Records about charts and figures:

****

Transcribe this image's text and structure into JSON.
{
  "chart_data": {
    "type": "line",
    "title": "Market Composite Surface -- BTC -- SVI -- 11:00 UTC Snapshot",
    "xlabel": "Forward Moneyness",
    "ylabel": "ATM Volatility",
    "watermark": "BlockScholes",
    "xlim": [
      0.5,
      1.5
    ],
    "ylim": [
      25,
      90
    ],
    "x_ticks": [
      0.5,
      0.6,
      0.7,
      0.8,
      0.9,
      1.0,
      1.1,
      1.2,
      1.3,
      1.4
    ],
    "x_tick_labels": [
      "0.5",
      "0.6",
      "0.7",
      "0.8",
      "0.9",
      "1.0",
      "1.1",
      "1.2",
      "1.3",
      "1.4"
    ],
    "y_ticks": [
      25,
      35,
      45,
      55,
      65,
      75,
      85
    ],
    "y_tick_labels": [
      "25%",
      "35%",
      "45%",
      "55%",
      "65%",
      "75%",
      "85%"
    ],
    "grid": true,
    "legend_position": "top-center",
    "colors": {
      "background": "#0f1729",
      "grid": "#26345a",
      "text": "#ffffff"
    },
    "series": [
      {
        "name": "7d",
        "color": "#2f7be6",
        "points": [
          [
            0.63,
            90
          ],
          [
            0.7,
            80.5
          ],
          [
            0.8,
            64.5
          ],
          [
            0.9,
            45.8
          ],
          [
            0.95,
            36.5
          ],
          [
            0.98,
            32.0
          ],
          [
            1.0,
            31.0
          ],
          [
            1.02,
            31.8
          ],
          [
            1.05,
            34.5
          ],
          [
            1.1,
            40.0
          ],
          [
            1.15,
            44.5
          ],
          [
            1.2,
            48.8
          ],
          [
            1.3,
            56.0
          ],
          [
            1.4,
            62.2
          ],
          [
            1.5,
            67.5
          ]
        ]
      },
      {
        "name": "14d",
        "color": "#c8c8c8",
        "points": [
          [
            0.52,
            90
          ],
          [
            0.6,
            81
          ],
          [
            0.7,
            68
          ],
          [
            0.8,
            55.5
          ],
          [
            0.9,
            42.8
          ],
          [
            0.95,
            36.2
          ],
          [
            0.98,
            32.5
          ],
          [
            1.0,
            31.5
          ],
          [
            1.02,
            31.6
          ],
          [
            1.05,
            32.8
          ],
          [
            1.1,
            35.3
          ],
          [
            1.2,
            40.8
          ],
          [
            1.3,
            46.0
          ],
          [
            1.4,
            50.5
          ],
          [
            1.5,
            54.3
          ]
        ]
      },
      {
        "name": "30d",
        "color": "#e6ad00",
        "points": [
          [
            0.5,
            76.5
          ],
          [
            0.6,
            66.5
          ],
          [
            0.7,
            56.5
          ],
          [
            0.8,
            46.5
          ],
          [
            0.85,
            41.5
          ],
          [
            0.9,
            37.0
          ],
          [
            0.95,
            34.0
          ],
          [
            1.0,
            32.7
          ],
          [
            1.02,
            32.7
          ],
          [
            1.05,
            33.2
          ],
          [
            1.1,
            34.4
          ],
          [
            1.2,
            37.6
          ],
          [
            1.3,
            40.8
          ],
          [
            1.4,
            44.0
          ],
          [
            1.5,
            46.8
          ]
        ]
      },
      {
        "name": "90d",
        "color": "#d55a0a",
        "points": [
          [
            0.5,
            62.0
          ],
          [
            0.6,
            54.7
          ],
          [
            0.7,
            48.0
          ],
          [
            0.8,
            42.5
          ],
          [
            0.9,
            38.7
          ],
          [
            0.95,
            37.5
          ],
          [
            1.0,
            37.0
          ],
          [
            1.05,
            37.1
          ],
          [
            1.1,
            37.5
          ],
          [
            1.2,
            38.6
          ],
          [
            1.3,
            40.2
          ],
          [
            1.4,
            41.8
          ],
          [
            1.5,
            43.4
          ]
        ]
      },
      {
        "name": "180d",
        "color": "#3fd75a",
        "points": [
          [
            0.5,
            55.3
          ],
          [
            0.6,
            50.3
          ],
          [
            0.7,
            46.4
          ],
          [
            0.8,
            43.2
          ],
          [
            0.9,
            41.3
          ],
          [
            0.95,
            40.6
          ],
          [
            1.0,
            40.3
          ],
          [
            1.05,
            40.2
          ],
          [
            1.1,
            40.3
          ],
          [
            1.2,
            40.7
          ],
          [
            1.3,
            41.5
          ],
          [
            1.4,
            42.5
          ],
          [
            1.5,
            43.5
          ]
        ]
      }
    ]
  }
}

****

* [WHAT YOU SHOULD DO]: Each entry above is to be quoted exactly.

* [RESPONSE FOR THIS EXERCISE]:
Transcribe this image's text and structure into JSON.
{
  "chart_data": {
    "type": "line",
    "title": "Market Composite Surface -- BTC -- SVI -- 11:00 UTC Snapshot",
    "xlabel": "Forward Moneyness",
    "ylabel": "ATM Volatility",
    "watermark": "BlockScholes",
    "xlim": [
      0.5,
      1.5
    ],
    "ylim": [
      25,
      90
    ],
    "x_ticks": [
      0.5,
      0.6,
      0.7,
      0.8,
      0.9,
      1.0,
      1.1,
      1.2,
      1.3,
      1.4
    ],
    "x_tick_labels": [
      "0.5",
      "0.6",
      "0.7",
      "0.8",
      "0.9",
      "1.0",
      "1.1",
      "1.2",
      "1.3",
      "1.4"
    ],
    "y_ticks": [
      25,
      35,
      45,
      55,
      65,
      75,
      85
    ],
    "y_tick_labels": [
      "25%",
      "35%",
      "45%",
      "55%",
      "65%",
      "75%",
      "85%"
    ],
    "grid": true,
    "legend_position": "top-center",
    "colors": {
      "background": "#0f1729",
      "grid": "#26345a",
      "text": "#ffffff"
    },
    "series": [
      {
        "name": "7d",
        "color": "#2f7be6",
        "points": [
          [
            0.63,
            90
          ],
          [
            0.7,
            80.5
          ],
          [
            0.8,
            64.5
          ],
          [
            0.9,
            45.8
          ],
          [
            0.95,
            36.5
          ],
          [
            0.98,
            32.0
          ],
          [
            1.0,
            31.0
          ],
          [
            1.02,
            31.8
          ],
          [
            1.05,
            34.5
          ],
          [
            1.1,
            40.0
          ],
          [
            1.15,
            44.5
          ],
          [
            1.2,
            48.8
          ],
          [
            1.3,
            56.0
          ],
          [
            1.4,
            62.2
          ],
          [
            1.5,
            67.5
          ]
        ]
      },
      {
        "name": "14d",
        "color": "#c8c8c8",
        "points": [
          [
            0.52,
            90
          ],
          [
            0.6,
            81
          ],
          [
            0.7,
            68
          ],
          [
            0.8,
            55.5
          ],
          [
            0.9,
            42.8
          ],
          [
            0.95,
            36.2
          ],
          [
            0.98,
            32.5
          ],
          [
            1.0,
            31.5
          ],
          [
            1.02,
            31.6
          ],
          [
            1.05,
            32.8
          ],
          [
            1.1,
            35.3
          ],
          [
            1.2,
            40.8
          ],
          [
            1.3,
            46.0
          ],
          [
            1.4,
            50.5
          ],
          [
            1.5,
            54.3
          ]
        ]
      },
      {
        "name": "30d",
        "color": "#e6ad00",
        "points": [
          [
            0.5,
            76.5
          ],
          [
            0.6,
            66.5
          ],
          [
            0.7,
            56.5
          ],
          [
            0.8,
            46.5
          ],
          [
            0.85,
            41.5
          ],
          [
            0.9,
            37.0
          ],
          [
            0.95,
            34.0
          ],
          [
            1.0,
            32.7
          ],
          [
            1.02,
            32.7
          ],
          [
            1.05,
            33.2
          ],
          [
            1.1,
            34.4
          ],
          [
            1.2,
            37.6
          ],
          [
            1.3,
            40.8
          ],
          [
            1.4,
            44.0
          ],
          [
            1.5,
            46.8
          ]
        ]
      },
      {
        "name": "90d",
        "color": "#d55a0a",
        "points": [
          [
            0.5,
            62.0
          ],
          [
            0.6,
            54.7
          ],
          [
            0.7,
            48.0
          ],
          [
            0.8,
            42.5
          ],
          [
            0.9,
            38.7
          ],
          [
            0.95,
            37.5
          ],
          [
            1.0,
            37.0
          ],
          [
            1.05,
            37.1
          ],
          [
            1.1,
            37.5
          ],
          [
            1.2,
            38.6
          ],
          [
            1.3,
            40.2
          ],
          [
            1.4,
            41.8
          ],
          [
            1.5,
            43.4
          ]
        ]
      },
      {
        "name": "180d",
        "color": "#3fd75a",
        "points": [
          [
            0.5,
            55.3
          ],
          [
            0.6,
            50.3
          ],
          [
            0.7,
            46.4
          ],
          [
            0.8,
            43.2
          ],
          [
            0.9,
            41.3
          ],
          [
            0.95,
            40.6
          ],
          [
            1.0,
            40.3
          ],
          [
            1.05,
            40.2
          ],
          [
            1.1,
            40.3
          ],
          [
            1.2,
            40.7
          ],
          [
            1.3,
            41.5
          ],
          [
            1.4,
            42.5
          ],
          [
            1.5,
            43.5
          ]
        ]
      }
    ]
  }
}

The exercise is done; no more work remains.